** Requirement **
The entries below should be transcribed in their entirety, exactly as written.

-- START Data shown --

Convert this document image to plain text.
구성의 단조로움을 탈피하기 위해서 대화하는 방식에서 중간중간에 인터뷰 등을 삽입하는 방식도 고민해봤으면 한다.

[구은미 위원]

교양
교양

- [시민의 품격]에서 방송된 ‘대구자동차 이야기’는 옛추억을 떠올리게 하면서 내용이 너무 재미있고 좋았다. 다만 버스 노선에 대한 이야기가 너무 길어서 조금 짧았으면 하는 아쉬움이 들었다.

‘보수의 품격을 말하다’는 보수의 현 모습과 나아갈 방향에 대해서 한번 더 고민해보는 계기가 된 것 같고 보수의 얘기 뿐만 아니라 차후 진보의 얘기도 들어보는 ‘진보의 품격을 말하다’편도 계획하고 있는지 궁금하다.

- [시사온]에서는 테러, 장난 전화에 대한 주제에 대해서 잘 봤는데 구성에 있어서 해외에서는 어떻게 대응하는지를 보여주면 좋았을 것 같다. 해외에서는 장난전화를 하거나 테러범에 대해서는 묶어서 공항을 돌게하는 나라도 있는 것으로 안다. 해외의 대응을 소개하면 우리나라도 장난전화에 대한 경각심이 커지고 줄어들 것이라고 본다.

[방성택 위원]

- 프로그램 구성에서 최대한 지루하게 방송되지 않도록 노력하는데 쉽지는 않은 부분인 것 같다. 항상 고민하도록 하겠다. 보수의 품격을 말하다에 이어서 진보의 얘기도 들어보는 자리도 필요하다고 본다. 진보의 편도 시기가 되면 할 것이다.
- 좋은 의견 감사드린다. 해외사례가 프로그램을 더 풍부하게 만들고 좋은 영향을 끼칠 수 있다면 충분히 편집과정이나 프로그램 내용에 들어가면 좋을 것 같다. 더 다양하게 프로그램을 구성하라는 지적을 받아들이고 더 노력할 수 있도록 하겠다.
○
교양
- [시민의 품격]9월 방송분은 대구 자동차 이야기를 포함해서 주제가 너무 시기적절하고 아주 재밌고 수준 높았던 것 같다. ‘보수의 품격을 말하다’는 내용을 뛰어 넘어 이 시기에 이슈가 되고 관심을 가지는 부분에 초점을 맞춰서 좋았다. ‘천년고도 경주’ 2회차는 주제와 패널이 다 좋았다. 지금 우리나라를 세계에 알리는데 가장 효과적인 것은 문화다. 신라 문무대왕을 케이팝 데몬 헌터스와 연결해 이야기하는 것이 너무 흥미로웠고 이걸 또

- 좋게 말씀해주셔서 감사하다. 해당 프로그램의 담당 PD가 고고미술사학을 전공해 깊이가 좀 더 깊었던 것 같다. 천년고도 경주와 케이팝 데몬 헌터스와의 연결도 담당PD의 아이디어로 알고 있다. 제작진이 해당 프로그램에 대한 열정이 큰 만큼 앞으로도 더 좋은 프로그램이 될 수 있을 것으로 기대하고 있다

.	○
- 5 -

-- END Data shown --

** The completed task **
Convert this document image to plain text.
구성의 단조로움을 탈피하기 위해서 대화하는 방식에서 중간중간에 인터뷰 등을 삽입하는 방식도 고민해봤으면 한다.

[구은미 위원]

교양
교양

- [시민의 품격]에서 방송된 ‘대구자동차 이야기’는 옛추억을 떠올리게 하면서 내용이 너무 재미있고 좋았다. 다만 버스 노선에 대한 이야기가 너무 길어서 조금 짧았으면 하는 아쉬움이 들었다.

‘보수의 품격을 말하다’는 보수의 현 모습과 나아갈 방향에 대해서 한번 더 고민해보는 계기가 된 것 같고 보수의 얘기 뿐만 아니라 차후 진보의 얘기도 들어보는 ‘진보의 품격을 말하다’편도 계획하고 있는지 궁금하다.

- [시사온]에서는 테러, 장난 전화에 대한 주제에 대해서 잘 봤는데 구성에 있어서 해외에서는 어떻게 대응하는지를 보여주면 좋았을 것 같다. 해외에서는 장난전화를 하거나 테러범에 대해서는 묶어서 공항을 돌게하는 나라도 있는 것으로 안다. 해외의 대응을 소개하면 우리나라도 장난전화에 대한 경각심이 커지고 줄어들 것이라고 본다.

[방성택 위원]

- 프로그램 구성에서 최대한 지루하게 방송되지 않도록 노력하는데 쉽지는 않은 부분인 것 같다. 항상 고민하도록 하겠다. 보수의 품격을 말하다에 이어서 진보의 얘기도 들어보는 자리도 필요하다고 본다. 진보의 편도 시기가 되면 할 것이다.
- 좋은 의견 감사드린다. 해외사례가 프로그램을 더 풍부하게 만들고 좋은 영향을 끼칠 수 있다면 충분히 편집과정이나 프로그램 내용에 들어가면 좋을 것 같다. 더 다양하게 프로그램을 구성하라는 지적을 받아들이고 더 노력할 수 있도록 하겠다.
○
교양
- [시민의 품격]9월 방송분은 대구 자동차 이야기를 포함해서 주제가 너무 시기적절하고 아주 재밌고 수준 높았던 것 같다. ‘보수의 품격을 말하다’는 내용을 뛰어 넘어 이 시기에 이슈가 되고 관심을 가지는 부분에 초점을 맞춰서 좋았다. ‘천년고도 경주’ 2회차는 주제와 패널이 다 좋았다. 지금 우리나라를 세계에 알리는데 가장 효과적인 것은 문화다. 신라 문무대왕을 케이팝 데몬 헌터스와 연결해 이야기하는 것이 너무 흥미로웠고 이걸 또

- 좋게 말씀해주셔서 감사하다. 해당 프로그램의 담당 PD가 고고미술사학을 전공해 깊이가 좀 더 깊었던 것 같다. 천년고도 경주와 케이팝 데몬 헌터스와의 연결도 담당PD의 아이디어로 알고 있다. 제작진이 해당 프로그램에 대한 열정이 큰 만큼 앞으로도 더 좋은 프로그램이 될 수 있을 것으로 기대하고 있다

.	○
- 5 -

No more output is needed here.